### DOCUMENT TEXT
* Begin *

The old man succeeds in finding a spot in the pond deep enough to drown the cats, but then he loses a crutch in the deeper part of the water and falls in. Then he is immediately, totally swarmed by rats who start eating him. “Help me!” he starts crying out, “I’m being eaten by rats!”
The hot dog vendor hears his distress and comes running—only to jam a butcher knife into him and then kick his corpse closer to the drainage pipe where the rats are coming from. For context, it is important to note that this faceless hot dog man’s motivations are never elucidated, that he shows up in neither prior nor subsequent scenes, and that the drowned cats mauled a woman half to death in an earlier scene.
“Everything in Argento’s movies is trying to kill you,” says Guillermo del Toro partway through Dario Argento Panico, a documentary on the Italian director’s career. He’s absolutely right about that. It’s so pervasive and unexplained that you often have no idea what might happen in a given scene: Any character might die; any other character, even a perspective character, might turn out to be a psychotic killer.

* End *

### ROWS
* Begin *

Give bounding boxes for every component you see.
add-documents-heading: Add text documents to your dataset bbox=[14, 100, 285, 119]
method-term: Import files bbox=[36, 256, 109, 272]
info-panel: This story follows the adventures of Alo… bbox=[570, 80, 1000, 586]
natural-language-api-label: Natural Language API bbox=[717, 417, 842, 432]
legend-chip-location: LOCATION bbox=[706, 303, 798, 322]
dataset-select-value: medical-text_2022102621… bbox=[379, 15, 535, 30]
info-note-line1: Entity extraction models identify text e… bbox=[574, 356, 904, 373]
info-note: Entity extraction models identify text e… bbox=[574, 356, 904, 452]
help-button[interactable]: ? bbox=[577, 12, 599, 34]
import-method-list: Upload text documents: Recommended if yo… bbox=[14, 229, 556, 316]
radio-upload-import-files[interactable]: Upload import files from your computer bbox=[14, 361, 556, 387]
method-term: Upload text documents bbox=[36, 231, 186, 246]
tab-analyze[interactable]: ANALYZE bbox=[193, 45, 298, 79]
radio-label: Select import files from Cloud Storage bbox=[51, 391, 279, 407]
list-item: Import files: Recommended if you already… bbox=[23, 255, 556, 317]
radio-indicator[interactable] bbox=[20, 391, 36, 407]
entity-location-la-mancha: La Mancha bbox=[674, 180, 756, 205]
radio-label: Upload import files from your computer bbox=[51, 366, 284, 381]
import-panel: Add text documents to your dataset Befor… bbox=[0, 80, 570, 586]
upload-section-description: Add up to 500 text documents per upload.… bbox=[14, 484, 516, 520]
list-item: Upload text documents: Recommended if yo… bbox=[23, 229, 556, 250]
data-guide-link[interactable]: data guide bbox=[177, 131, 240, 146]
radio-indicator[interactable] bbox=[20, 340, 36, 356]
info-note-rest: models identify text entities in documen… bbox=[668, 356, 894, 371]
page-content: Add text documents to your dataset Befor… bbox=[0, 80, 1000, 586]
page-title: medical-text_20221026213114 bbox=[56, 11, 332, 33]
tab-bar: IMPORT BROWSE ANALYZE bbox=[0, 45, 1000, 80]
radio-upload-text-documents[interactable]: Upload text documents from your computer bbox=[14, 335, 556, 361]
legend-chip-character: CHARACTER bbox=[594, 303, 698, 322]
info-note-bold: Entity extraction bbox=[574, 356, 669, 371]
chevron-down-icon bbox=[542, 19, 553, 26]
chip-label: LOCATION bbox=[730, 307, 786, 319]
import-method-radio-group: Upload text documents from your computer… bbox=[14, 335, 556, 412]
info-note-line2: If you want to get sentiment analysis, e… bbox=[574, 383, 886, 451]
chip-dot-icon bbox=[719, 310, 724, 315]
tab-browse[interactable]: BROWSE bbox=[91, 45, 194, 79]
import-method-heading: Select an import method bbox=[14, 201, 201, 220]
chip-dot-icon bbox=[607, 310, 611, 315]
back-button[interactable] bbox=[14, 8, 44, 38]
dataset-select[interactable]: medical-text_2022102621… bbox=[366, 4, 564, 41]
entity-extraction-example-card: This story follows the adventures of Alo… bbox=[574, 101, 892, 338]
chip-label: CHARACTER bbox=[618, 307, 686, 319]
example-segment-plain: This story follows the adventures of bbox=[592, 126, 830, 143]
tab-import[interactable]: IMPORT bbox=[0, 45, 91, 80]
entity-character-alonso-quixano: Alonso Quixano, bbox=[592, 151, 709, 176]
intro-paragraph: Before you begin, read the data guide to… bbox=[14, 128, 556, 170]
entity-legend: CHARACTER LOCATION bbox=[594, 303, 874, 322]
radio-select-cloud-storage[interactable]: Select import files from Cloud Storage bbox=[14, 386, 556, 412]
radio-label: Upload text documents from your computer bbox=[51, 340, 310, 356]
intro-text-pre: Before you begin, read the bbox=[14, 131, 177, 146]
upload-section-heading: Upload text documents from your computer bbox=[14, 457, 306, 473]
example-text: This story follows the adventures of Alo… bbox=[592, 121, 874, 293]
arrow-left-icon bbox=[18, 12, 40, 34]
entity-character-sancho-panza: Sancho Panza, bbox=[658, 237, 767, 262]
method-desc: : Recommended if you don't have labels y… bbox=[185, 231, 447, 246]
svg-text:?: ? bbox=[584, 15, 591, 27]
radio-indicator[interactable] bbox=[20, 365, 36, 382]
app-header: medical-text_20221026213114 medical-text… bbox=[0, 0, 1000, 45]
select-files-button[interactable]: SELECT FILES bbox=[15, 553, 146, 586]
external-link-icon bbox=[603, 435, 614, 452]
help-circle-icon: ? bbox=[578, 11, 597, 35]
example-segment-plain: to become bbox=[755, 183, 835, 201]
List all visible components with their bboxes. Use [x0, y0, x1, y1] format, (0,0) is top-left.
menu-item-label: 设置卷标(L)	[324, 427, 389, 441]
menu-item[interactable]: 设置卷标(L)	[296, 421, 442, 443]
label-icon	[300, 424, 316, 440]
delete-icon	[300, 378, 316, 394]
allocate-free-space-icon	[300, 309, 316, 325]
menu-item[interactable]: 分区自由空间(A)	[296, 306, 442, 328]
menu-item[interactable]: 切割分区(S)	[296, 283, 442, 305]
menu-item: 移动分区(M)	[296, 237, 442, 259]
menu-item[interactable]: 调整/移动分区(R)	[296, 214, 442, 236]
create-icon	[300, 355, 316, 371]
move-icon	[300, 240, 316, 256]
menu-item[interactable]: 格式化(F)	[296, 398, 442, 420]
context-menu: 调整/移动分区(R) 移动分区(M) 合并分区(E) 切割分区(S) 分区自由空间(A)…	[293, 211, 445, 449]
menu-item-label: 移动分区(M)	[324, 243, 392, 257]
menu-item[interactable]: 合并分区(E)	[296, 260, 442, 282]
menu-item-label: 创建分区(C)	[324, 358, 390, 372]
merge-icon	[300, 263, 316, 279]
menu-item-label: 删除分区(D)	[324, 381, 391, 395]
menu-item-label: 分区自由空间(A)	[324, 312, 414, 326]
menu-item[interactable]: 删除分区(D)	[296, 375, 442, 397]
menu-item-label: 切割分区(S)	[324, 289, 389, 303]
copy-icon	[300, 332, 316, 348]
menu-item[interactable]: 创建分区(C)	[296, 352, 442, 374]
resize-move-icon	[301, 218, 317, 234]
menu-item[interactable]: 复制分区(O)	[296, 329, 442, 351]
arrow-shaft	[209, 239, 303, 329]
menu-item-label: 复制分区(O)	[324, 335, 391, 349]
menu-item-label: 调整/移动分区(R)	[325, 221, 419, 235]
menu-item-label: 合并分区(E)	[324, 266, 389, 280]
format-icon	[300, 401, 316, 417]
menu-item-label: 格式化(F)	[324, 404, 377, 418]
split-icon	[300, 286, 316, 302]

* End *

### TASK REQUIREMENTS
Can you carry on the text on Dario Argento's films from its last sentence? The material shown above is separate from the text on Dario Argento's films.

### TASK OUTPUT
It’s appropriate, then, that a look into Argento’s career is titled “Panic.” That’s the overarching feeling his movies evoke. From early on, you are taught that something might come bursting from out of frame at any moment, splattering blood all over the place.
Simone Scafidi’s documentary follows Argento, still active in his fifth decade as a director, as he isolates in a cushy Italian hotel to finish a script. Coming in at under 100 minutes, though, Dario Argento Panico feels frustratingly light when you consider the length of Argento’s career and the long shadow of his influence on horror, both in the giallo subgenre and well beyond it. It’s gratifying that Scafidi pulled in big names like Gaspar Noé, del Toro and Nicolas Winding Refn, whose works all recall Argento’s in one way or another, it’s just that they’re not nearly as interesting as the material we get from Argento himself, or his sister, or especially from his daughter and actor in many of his films, Asia Argento. What does baring it all in movies directed by one’s own father do to a familial relationship? We get what feels like just a suggestion of that here.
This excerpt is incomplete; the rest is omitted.